§ **Exercise objective**: Without the images, write out the whole listing exactly.

------ Listing ------

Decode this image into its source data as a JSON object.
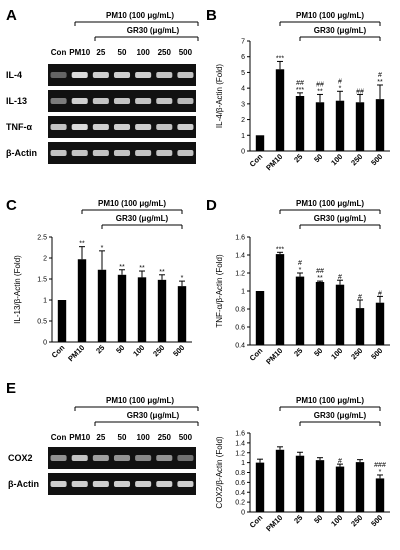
{
  "figure": {
    "panels": [
      {
        "letter": "A",
        "treatment_header": "PM10 (100 μg/mL)",
        "dose_header": "GR30 (μg/mL)",
        "lanes": [
          "Con",
          "PM10",
          "25",
          "50",
          "100",
          "250",
          "500"
        ],
        "bands": [
          "IL-4",
          "IL-13",
          "TNF-α",
          "β-Actin"
        ]
      },
      {
        "letter": "E",
        "treatment_header": "PM10 (100 μg/mL)",
        "dose_header": "GR30 (μg/mL)",
        "lanes": [
          "Con",
          "PM10",
          "25",
          "50",
          "100",
          "250",
          "500"
        ],
        "bands": [
          "COX2",
          "β-Actin"
        ]
      }
    ]
  },
  "chart_data": [
    {
      "letter": "B",
      "type": "bar",
      "treatment_header": "PM10 (100 μg/mL)",
      "dose_header": "GR30 (μg/mL)",
      "categories": [
        "Con",
        "PM10",
        "25",
        "50",
        "100",
        "250",
        "500"
      ],
      "values": [
        1.0,
        5.2,
        3.5,
        3.1,
        3.2,
        3.1,
        3.3
      ],
      "errors": [
        0.0,
        0.5,
        0.2,
        0.5,
        0.6,
        0.5,
        0.9
      ],
      "significance": [
        [
          "",
          ""
        ],
        [
          "***",
          ""
        ],
        [
          "##",
          "***"
        ],
        [
          "##",
          "**"
        ],
        [
          "#",
          "*"
        ],
        [
          "##",
          ""
        ],
        [
          "#",
          "**"
        ]
      ],
      "ylabel": "IL-4/β-Actin (Fold)",
      "ylim": [
        0,
        7
      ],
      "yticks": [
        "0",
        "1",
        "2",
        "3",
        "4",
        "5",
        "6",
        "7"
      ]
    },
    {
      "letter": "C",
      "type": "bar",
      "treatment_header": "PM10 (100 μg/mL)",
      "dose_header": "GR30 (μg/mL)",
      "categories": [
        "Con",
        "PM10",
        "25",
        "50",
        "100",
        "250",
        "500"
      ],
      "values": [
        1.0,
        1.97,
        1.72,
        1.6,
        1.54,
        1.48,
        1.33
      ],
      "errors": [
        0.0,
        0.3,
        0.45,
        0.12,
        0.15,
        0.12,
        0.12
      ],
      "significance": [
        [
          "",
          ""
        ],
        [
          "**",
          ""
        ],
        [
          "*",
          ""
        ],
        [
          "**",
          ""
        ],
        [
          "**",
          ""
        ],
        [
          "**",
          ""
        ],
        [
          "*",
          ""
        ]
      ],
      "ylabel": "IL-13/β-Actin (Fold)",
      "ylim": [
        0,
        2.5
      ],
      "yticks": [
        "0",
        "0.5",
        "1",
        "1.5",
        "2",
        "2.5"
      ]
    },
    {
      "letter": "D",
      "type": "bar",
      "treatment_header": "PM10 (100 μg/mL)",
      "dose_header": "GR30 (μg/mL)",
      "categories": [
        "Con",
        "PM10",
        "25",
        "50",
        "100",
        "250",
        "500"
      ],
      "values": [
        1.0,
        1.41,
        1.16,
        1.1,
        1.07,
        0.81,
        0.87
      ],
      "errors": [
        0.0,
        0.02,
        0.04,
        0.01,
        0.05,
        0.09,
        0.07
      ],
      "significance": [
        [
          "",
          ""
        ],
        [
          "***",
          ""
        ],
        [
          "#",
          "*"
        ],
        [
          "##",
          "**"
        ],
        [
          "#",
          ""
        ],
        [
          "#",
          ""
        ],
        [
          "#",
          ""
        ]
      ],
      "ylabel": "TNF-α/β-Actin (Fold)",
      "ylim": [
        0.4,
        1.6
      ],
      "yticks": [
        "0.4",
        "0.6",
        "0.8",
        "1",
        "1.2",
        "1.4",
        "1.6"
      ]
    },
    {
      "letter": "",
      "type": "bar",
      "treatment_header": "PM10 (100 μg/mL)",
      "dose_header": "GR30 (μg/mL)",
      "categories": [
        "Con",
        "PM10",
        "25",
        "50",
        "100",
        "250",
        "500"
      ],
      "values": [
        1.0,
        1.26,
        1.14,
        1.05,
        0.92,
        1.01,
        0.68
      ],
      "errors": [
        0.07,
        0.06,
        0.07,
        0.05,
        0.05,
        0.05,
        0.07
      ],
      "significance": [
        [
          "",
          ""
        ],
        [
          "",
          ""
        ],
        [
          "",
          ""
        ],
        [
          "",
          ""
        ],
        [
          "#",
          ""
        ],
        [
          "",
          ""
        ],
        [
          "###",
          "*"
        ]
      ],
      "ylabel": "COX2/β-Actin (Fold)",
      "ylim": [
        0,
        1.6
      ],
      "yticks": [
        "0",
        "0.2",
        "0.4",
        "0.6",
        "0.8",
        "1",
        "1.2",
        "1.4",
        "1.6"
      ]
    }
  ]
}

------

§ **Reply**:
Decode this image into its source data as a JSON object.
{
  "figure": {
    "panels": [
      {
        "letter": "A",
        "treatment_header": "PM10 (100 μg/mL)",
        "dose_header": "GR30 (μg/mL)",
        "lanes": [
          "Con",
          "PM10",
          "25",
          "50",
          "100",
          "250",
          "500"
        ],
        "bands": [
          "IL-4",
          "IL-13",
          "TNF-α",
          "β-Actin"
        ]
      },
      {
        "letter": "E",
        "treatment_header": "PM10 (100 μg/mL)",
        "dose_header": "GR30 (μg/mL)",
        "lanes": [
          "Con",
          "PM10",
          "25",
          "50",
          "100",
          "250",
          "500"
        ],
        "bands": [
          "COX2",
          "β-Actin"
        ]
      }
    ]
  },
  "chart_data": [
    {
      "letter": "B",
      "type": "bar",
      "treatment_header": "PM10 (100 μg/mL)",
      "dose_header": "GR30 (μg/mL)",
      "categories": [
        "Con",
        "PM10",
        "25",
        "50",
        "100",
        "250",
        "500"
      ],
      "values": [
        1.0,
        5.2,
        3.5,
        3.1,
        3.2,
        3.1,
        3.3
      ],
      "errors": [
        0.0,
        0.5,
        0.2,
        0.5,
        0.6,
        0.5,
        0.9
      ],
      "significance": [
        [
          "",
          ""
        ],
        [
          "***",
          ""
        ],
        [
          "##",
          "***"
        ],
        [
          "##",
          "**"
        ],
        [
          "#",
          "*"
        ],
        [
          "##",
          ""
        ],
        [
          "#",
          "**"
        ]
      ],
      "ylabel": "IL-4/β-Actin (Fold)",
      "ylim": [
        0,
        7
      ],
      "yticks": [
        "0",
        "1",
        "2",
        "3",
        "4",
        "5",
        "6",
        "7"
      ]
    },
    {
      "letter": "C",
      "type": "bar",
      "treatment_header": "PM10 (100 μg/mL)",
      "dose_header": "GR30 (μg/mL)",
      "categories": [
        "Con",
        "PM10",
        "25",
        "50",
        "100",
        "250",
        "500"
      ],
      "values": [
        1.0,
        1.97,
        1.72,
        1.6,
        1.54,
        1.48,
        1.33
      ],
      "errors": [
        0.0,
        0.3,
        0.45,
        0.12,
        0.15,
        0.12,
        0.12
      ],
      "significance": [
        [
          "",
          ""
        ],
        [
          "**",
          ""
        ],
        [
          "*",
          ""
        ],
        [
          "**",
          ""
        ],
        [
          "**",
          ""
        ],
        [
          "**",
          ""
        ],
        [
          "*",
          ""
        ]
      ],
      "ylabel": "IL-13/β-Actin (Fold)",
      "ylim": [
        0,
        2.5
      ],
      "yticks": [
        "0",
        "0.5",
        "1",
        "1.5",
        "2",
        "2.5"
      ]
    },
    {
      "letter": "D",
      "type": "bar",
      "treatment_header": "PM10 (100 μg/mL)",
      "dose_header": "GR30 (μg/mL)",
      "categories": [
        "Con",
        "PM10",
        "25",
        "50",
        "100",
        "250",
        "500"
      ],
      "values": [
        1.0,
        1.41,
        1.16,
        1.1,
        1.07,
        0.81,
        0.87
      ],
      "errors": [
        0.0,
        0.02,
        0.04,
        0.01,
        0.05,
        0.09,
        0.07
      ],
      "significance": [
        [
          "",
          ""
        ],
        [
          "***",
          ""
        ],
        [
          "#",
          "*"
        ],
        [
          "##",
          "**"
        ],
        [
          "#",
          ""
        ],
        [
          "#",
          ""
        ],
        [
          "#",
          ""
        ]
      ],
      "ylabel": "TNF-α/β-Actin (Fold)",
      "ylim": [
        0.4,
        1.6
      ],
      "yticks": [
        "0.4",
        "0.6",
        "0.8",
        "1",
        "1.2",
        "1.4",
        "1.6"
      ]
    },
    {
      "letter": "",
      "type": "bar",
      "treatment_header": "PM10 (100 μg/mL)",
      "dose_header": "GR30 (μg/mL)",
      "categories": [
        "Con",
        "PM10",
        "25",
        "50",
        "100",
        "250",
        "500"
      ],
      "values": [
        1.0,
        1.26,
        1.14,
        1.05,
        0.92,
        1.01,
        0.68
      ],
      "errors": [
        0.07,
        0.06,
        0.07,
        0.05,
        0.05,
        0.05,
        0.07
      ],
      "significance": [
        [
          "",
          ""
        ],
        [
          "",
          ""
        ],
        [
          "",
          ""
        ],
        [
          "",
          ""
        ],
        [
          "#",
          ""
        ],
        [
          "",
          ""
        ],
        [
          "###",
          "*"
        ]
      ],
      "ylabel": "COX2/β-Actin (Fold)",
      "ylim": [
        0,
        1.6
      ],
      "yticks": [
        "0",
        "0.2",
        "0.4",
        "0.6",
        "0.8",
        "1",
        "1.2",
        "1.4",
        "1.6"
      ]
    }
  ]
}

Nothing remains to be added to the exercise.